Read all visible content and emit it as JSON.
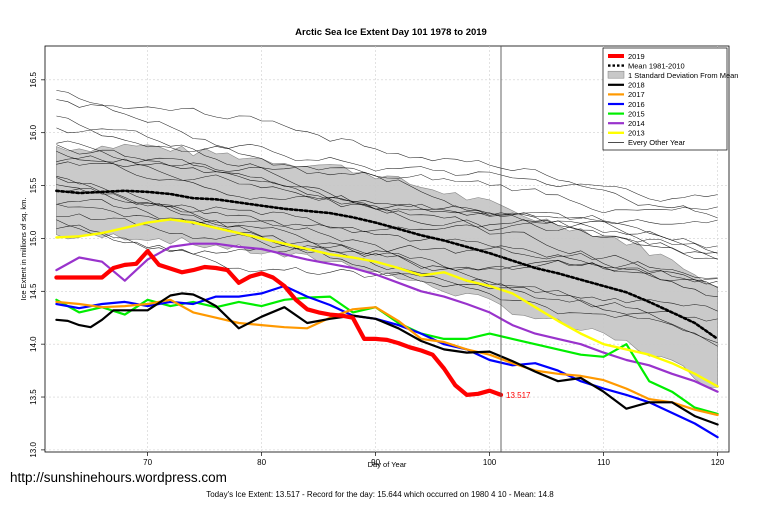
{
  "chart_data": {
    "type": "line",
    "title": "Arctic Sea Ice Extent Day 101 1978 to 2019",
    "xlabel": "Day of Year",
    "ylabel": "Ice Extent in millions of sq. km.",
    "xlim": [
      61,
      121
    ],
    "ylim": [
      12.98,
      16.82
    ],
    "x_ticks": [
      "70",
      "80",
      "90",
      "100",
      "110",
      "120"
    ],
    "y_ticks": [
      "13.0",
      "13.5",
      "14.0",
      "14.5",
      "15.0",
      "15.5",
      "16.0",
      "16.5"
    ],
    "current_day": 101,
    "grid": true,
    "legend_position": "top-right",
    "legend": [
      "2019",
      "Mean 1981-2010",
      "1 Standard Deviation From Mean",
      "2018",
      "2017",
      "2016",
      "2015",
      "2014",
      "2013",
      "Every Other Year"
    ],
    "end_label": "13.517",
    "colors": {
      "2019": "#ff0000",
      "mean": "#000000",
      "sd_band": "#c8c8c8",
      "2018": "#000000",
      "2017": "#ff9900",
      "2016": "#0000ff",
      "2015": "#00ee00",
      "2014": "#9933cc",
      "2013": "#ffff00",
      "other": "#000000"
    },
    "series": [
      {
        "name": "2019",
        "x": [
          62,
          66,
          67,
          68,
          69,
          70,
          71,
          73,
          74,
          75,
          76,
          77,
          78,
          79,
          80,
          81,
          82,
          83,
          84,
          85,
          86,
          87,
          88,
          89,
          90,
          91,
          92,
          93,
          94,
          95,
          96,
          97,
          98,
          99,
          100,
          101
        ],
        "y": [
          14.63,
          14.63,
          14.72,
          14.75,
          14.76,
          14.88,
          14.75,
          14.68,
          14.7,
          14.73,
          14.72,
          14.7,
          14.58,
          14.64,
          14.67,
          14.63,
          14.55,
          14.42,
          14.33,
          14.3,
          14.28,
          14.27,
          14.25,
          14.05,
          14.05,
          14.04,
          14.01,
          13.97,
          13.94,
          13.9,
          13.77,
          13.61,
          13.52,
          13.53,
          13.56,
          13.52
        ]
      },
      {
        "name": "Mean 1981-2010",
        "x": [
          62,
          64,
          66,
          68,
          70,
          72,
          74,
          76,
          78,
          80,
          82,
          84,
          86,
          88,
          90,
          92,
          94,
          96,
          98,
          100,
          102,
          104,
          106,
          108,
          110,
          112,
          114,
          116,
          118,
          120
        ],
        "y": [
          15.45,
          15.43,
          15.44,
          15.45,
          15.44,
          15.42,
          15.38,
          15.37,
          15.34,
          15.31,
          15.28,
          15.26,
          15.24,
          15.2,
          15.15,
          15.09,
          15.03,
          14.98,
          14.92,
          14.86,
          14.79,
          14.72,
          14.67,
          14.61,
          14.55,
          14.49,
          14.4,
          14.3,
          14.2,
          14.05
        ]
      },
      {
        "name": "2018",
        "x": [
          62,
          63,
          64,
          65,
          66,
          67,
          68,
          70,
          72,
          73,
          74,
          75,
          76,
          78,
          80,
          82,
          84,
          86,
          88,
          90,
          92,
          94,
          96,
          98,
          100,
          102,
          104,
          106,
          108,
          110,
          112,
          114,
          116,
          118,
          120
        ],
        "y": [
          14.23,
          14.22,
          14.18,
          14.16,
          14.23,
          14.32,
          14.32,
          14.32,
          14.46,
          14.48,
          14.47,
          14.42,
          14.36,
          14.15,
          14.26,
          14.35,
          14.2,
          14.24,
          14.27,
          14.24,
          14.15,
          14.03,
          13.95,
          13.92,
          13.93,
          13.84,
          13.74,
          13.65,
          13.68,
          13.55,
          13.39,
          13.45,
          13.45,
          13.32,
          13.24
        ]
      },
      {
        "name": "2017",
        "x": [
          62,
          64,
          66,
          68,
          70,
          72,
          74,
          76,
          78,
          80,
          82,
          84,
          86,
          88,
          90,
          92,
          94,
          96,
          98,
          100,
          102,
          104,
          106,
          108,
          110,
          112,
          114,
          116,
          118,
          120
        ],
        "y": [
          14.4,
          14.38,
          14.35,
          14.36,
          14.38,
          14.42,
          14.3,
          14.25,
          14.2,
          14.18,
          14.16,
          14.15,
          14.25,
          14.33,
          14.35,
          14.22,
          14.05,
          14.02,
          13.95,
          13.9,
          13.82,
          13.75,
          13.72,
          13.7,
          13.66,
          13.58,
          13.48,
          13.45,
          13.38,
          13.33
        ]
      },
      {
        "name": "2016",
        "x": [
          62,
          64,
          66,
          68,
          70,
          72,
          74,
          76,
          78,
          80,
          82,
          84,
          86,
          88,
          90,
          92,
          94,
          96,
          98,
          100,
          102,
          104,
          106,
          108,
          110,
          112,
          114,
          116,
          118,
          120
        ],
        "y": [
          14.38,
          14.34,
          14.38,
          14.4,
          14.36,
          14.4,
          14.38,
          14.45,
          14.45,
          14.48,
          14.55,
          14.45,
          14.37,
          14.27,
          14.24,
          14.18,
          14.1,
          14.0,
          13.95,
          13.85,
          13.8,
          13.82,
          13.75,
          13.65,
          13.58,
          13.52,
          13.45,
          13.35,
          13.25,
          13.12
        ]
      },
      {
        "name": "2015",
        "x": [
          62,
          64,
          66,
          68,
          70,
          72,
          74,
          76,
          78,
          80,
          82,
          84,
          86,
          88,
          90,
          92,
          94,
          96,
          98,
          100,
          102,
          104,
          106,
          108,
          110,
          112,
          114,
          116,
          118,
          120
        ],
        "y": [
          14.42,
          14.3,
          14.35,
          14.28,
          14.42,
          14.36,
          14.4,
          14.35,
          14.4,
          14.36,
          14.42,
          14.44,
          14.45,
          14.3,
          14.35,
          14.2,
          14.1,
          14.05,
          14.05,
          14.1,
          14.05,
          14.0,
          13.95,
          13.9,
          13.88,
          14.0,
          13.65,
          13.55,
          13.4,
          13.34
        ]
      },
      {
        "name": "2014",
        "x": [
          62,
          64,
          66,
          68,
          70,
          72,
          74,
          76,
          78,
          80,
          82,
          84,
          86,
          88,
          90,
          92,
          94,
          96,
          98,
          100,
          102,
          104,
          106,
          108,
          110,
          112,
          114,
          116,
          118,
          120
        ],
        "y": [
          14.7,
          14.82,
          14.78,
          14.6,
          14.8,
          14.92,
          14.95,
          14.95,
          14.92,
          14.9,
          14.85,
          14.8,
          14.76,
          14.72,
          14.66,
          14.58,
          14.5,
          14.45,
          14.38,
          14.3,
          14.18,
          14.1,
          14.05,
          14.0,
          13.92,
          13.85,
          13.8,
          13.72,
          13.65,
          13.55
        ]
      },
      {
        "name": "2013",
        "x": [
          62,
          64,
          66,
          68,
          70,
          72,
          74,
          76,
          78,
          80,
          82,
          84,
          86,
          88,
          90,
          92,
          94,
          96,
          98,
          100,
          102,
          104,
          106,
          108,
          110,
          112,
          114,
          116,
          118,
          120
        ],
        "y": [
          15.01,
          15.02,
          15.05,
          15.1,
          15.15,
          15.18,
          15.15,
          15.1,
          15.05,
          15.0,
          14.95,
          14.9,
          14.85,
          14.82,
          14.78,
          14.72,
          14.65,
          14.68,
          14.6,
          14.55,
          14.48,
          14.35,
          14.22,
          14.1,
          14.0,
          13.95,
          13.9,
          13.82,
          13.72,
          13.6
        ]
      }
    ]
  },
  "watermark": "http://sunshinehours.wordpress.com",
  "footer": "Today's Ice Extent: 13.517  - Record for the day: 15.644 which occurred on 1980 4 10  - Mean: 14.8"
}
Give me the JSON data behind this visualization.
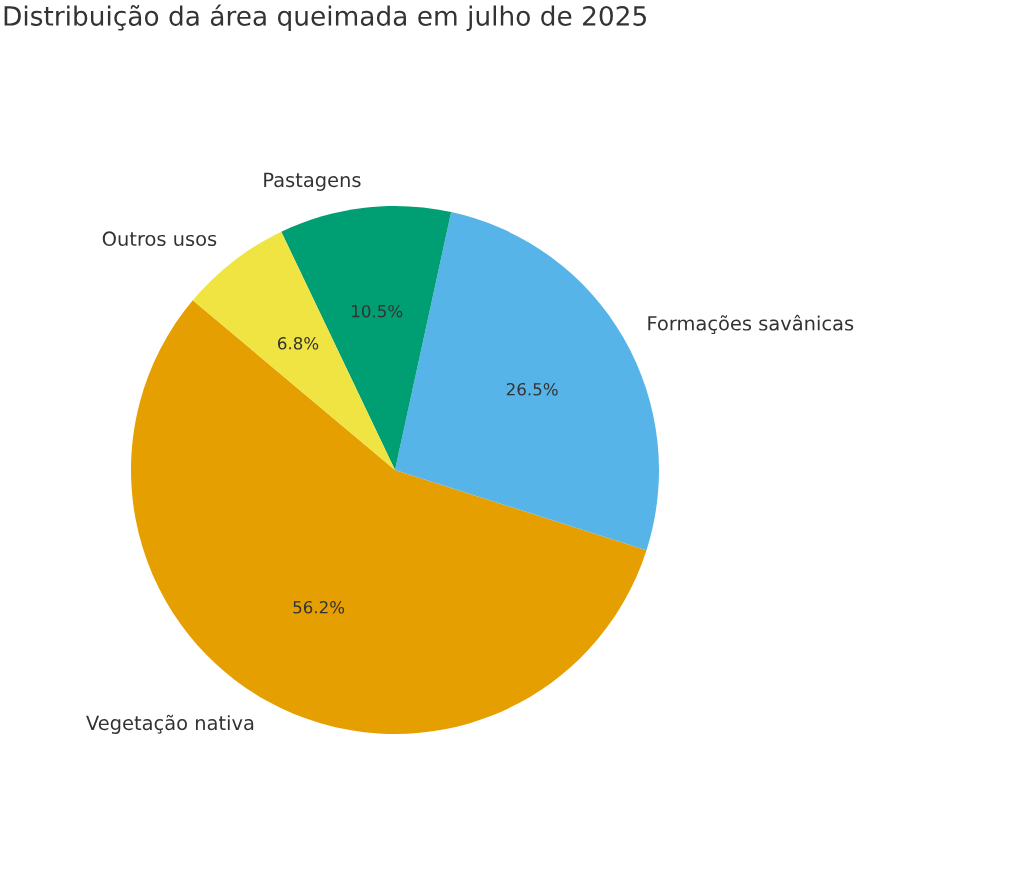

==============================

→ TASK DETAILS
Copy all lines of the material above where the string "Extent" occurs.

→ RESPONSE
    "title": "Arctic Sea Ice Extent Day 101 1978 to 2019",
    "ylabel": "Ice Extent in millions of sq. km.",
  "footer": "Today's Ice Extent: 13.517  - Record for the day: 15.644 which occurred on 1980 4 10  - Mean: 14.8"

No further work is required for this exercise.